[Dataset entries]
---

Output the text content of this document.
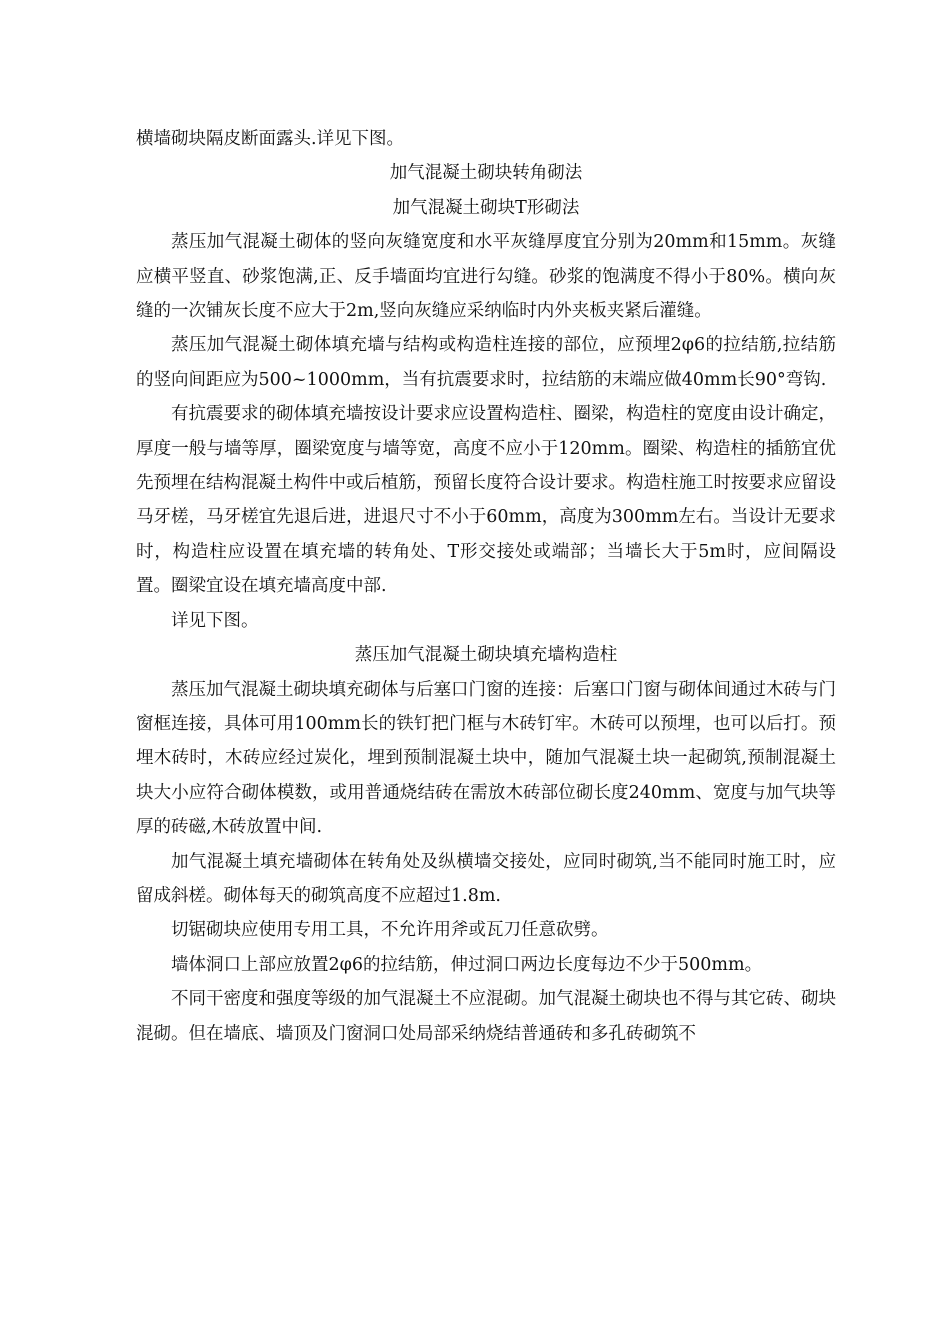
横墙砌块隔皮断面露头.详见下图。

加气混凝土砌块转角砌法

加气混凝土砌块T形砌法

蒸压加气混凝土砌体的竖向灰缝宽度和水平灰缝厚度宜分别为20mm和15mm。灰缝应横平竖直、砂浆饱满,正、反手墙面均宜进行勾缝。砂浆的饱满度不得小于80%。横向灰缝的一次铺灰长度不应大于2m,竖向灰缝应采纳临时内外夹板夹紧后灌缝。

蒸压加气混凝土砌体填充墙与结构或构造柱连接的部位，应预埋2φ6的拉结筋,拉结筋的竖向间距应为500~1000mm，当有抗震要求时，拉结筋的末端应做40mm长90°弯钩.

有抗震要求的砌体填充墙按设计要求应设置构造柱、圈梁，构造柱的宽度由设计确定，厚度一般与墙等厚，圈梁宽度与墙等宽，高度不应小于120mm。圈梁、构造柱的插筋宜优先预埋在结构混凝土构件中或后植筋，预留长度符合设计要求。构造柱施工时按要求应留设马牙槎，马牙槎宜先退后进，进退尺寸不小于60mm，高度为300mm左右。当设计无要求时，构造柱应设置在填充墙的转角处、T形交接处或端部；当墙长大于5m时，应间隔设置。圈梁宜设在填充墙高度中部.

详见下图。

蒸压加气混凝土砌块填充墙构造柱

蒸压加气混凝土砌块填充砌体与后塞口门窗的连接：后塞口门窗与砌体间通过木砖与门窗框连接，具体可用100mm长的铁钉把门框与木砖钉牢。木砖可以预埋，也可以后打。预埋木砖时，木砖应经过炭化，埋到预制混凝土块中，随加气混凝土块一起砌筑,预制混凝土块大小应符合砌体模数，或用普通烧结砖在需放木砖部位砌长度240mm、宽度与加气块等厚的砖磁,木砖放置中间.

加气混凝土填充墙砌体在转角处及纵横墙交接处，应同时砌筑,当不能同时施工时，应留成斜槎。砌体每天的砌筑高度不应超过1.8m.

切锯砌块应使用专用工具，不允许用斧或瓦刀任意砍劈。

墙体洞口上部应放置2φ6的拉结筋，伸过洞口两边长度每边不少于500mm。

不同干密度和强度等级的加气混凝土不应混砌。加气混凝土砌块也不得与其它砖、砌块混砌。但在墙底、墙顶及门窗洞口处局部采纳烧结普通砖和多孔砖砌筑不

---

▶ Exercise
Exclude the images, then output the data above word for word.

▶ The output
Output the text content of this document.
横墙砌块隔皮断面露头.详见下图。

加气混凝土砌块转角砌法

加气混凝土砌块T形砌法

蒸压加气混凝土砌体的竖向灰缝宽度和水平灰缝厚度宜分别为20mm和15mm。灰缝应横平竖直、砂浆饱满,正、反手墙面均宜进行勾缝。砂浆的饱满度不得小于80%。横向灰缝的一次铺灰长度不应大于2m,竖向灰缝应采纳临时内外夹板夹紧后灌缝。

蒸压加气混凝土砌体填充墙与结构或构造柱连接的部位，应预埋2φ6的拉结筋,拉结筋的竖向间距应为500~1000mm，当有抗震要求时，拉结筋的末端应做40mm长90°弯钩.

有抗震要求的砌体填充墙按设计要求应设置构造柱、圈梁，构造柱的宽度由设计确定，厚度一般与墙等厚，圈梁宽度与墙等宽，高度不应小于120mm。圈梁、构造柱的插筋宜优先预埋在结构混凝土构件中或后植筋，预留长度符合设计要求。构造柱施工时按要求应留设马牙槎，马牙槎宜先退后进，进退尺寸不小于60mm，高度为300mm左右。当设计无要求时，构造柱应设置在填充墙的转角处、T形交接处或端部；当墙长大于5m时，应间隔设置。圈梁宜设在填充墙高度中部.

详见下图。

蒸压加气混凝土砌块填充墙构造柱

蒸压加气混凝土砌块填充砌体与后塞口门窗的连接：后塞口门窗与砌体间通过木砖与门窗框连接，具体可用100mm长的铁钉把门框与木砖钉牢。木砖可以预埋，也可以后打。预埋木砖时，木砖应经过炭化，埋到预制混凝土块中，随加气混凝土块一起砌筑,预制混凝土块大小应符合砌体模数，或用普通烧结砖在需放木砖部位砌长度240mm、宽度与加气块等厚的砖磁,木砖放置中间.

加气混凝土填充墙砌体在转角处及纵横墙交接处，应同时砌筑,当不能同时施工时，应留成斜槎。砌体每天的砌筑高度不应超过1.8m.

切锯砌块应使用专用工具，不允许用斧或瓦刀任意砍劈。

墙体洞口上部应放置2φ6的拉结筋，伸过洞口两边长度每边不少于500mm。

不同干密度和强度等级的加气混凝土不应混砌。加气混凝土砌块也不得与其它砖、砌块混砌。但在墙底、墙顶及门窗洞口处局部采纳烧结普通砖和多孔砖砌筑不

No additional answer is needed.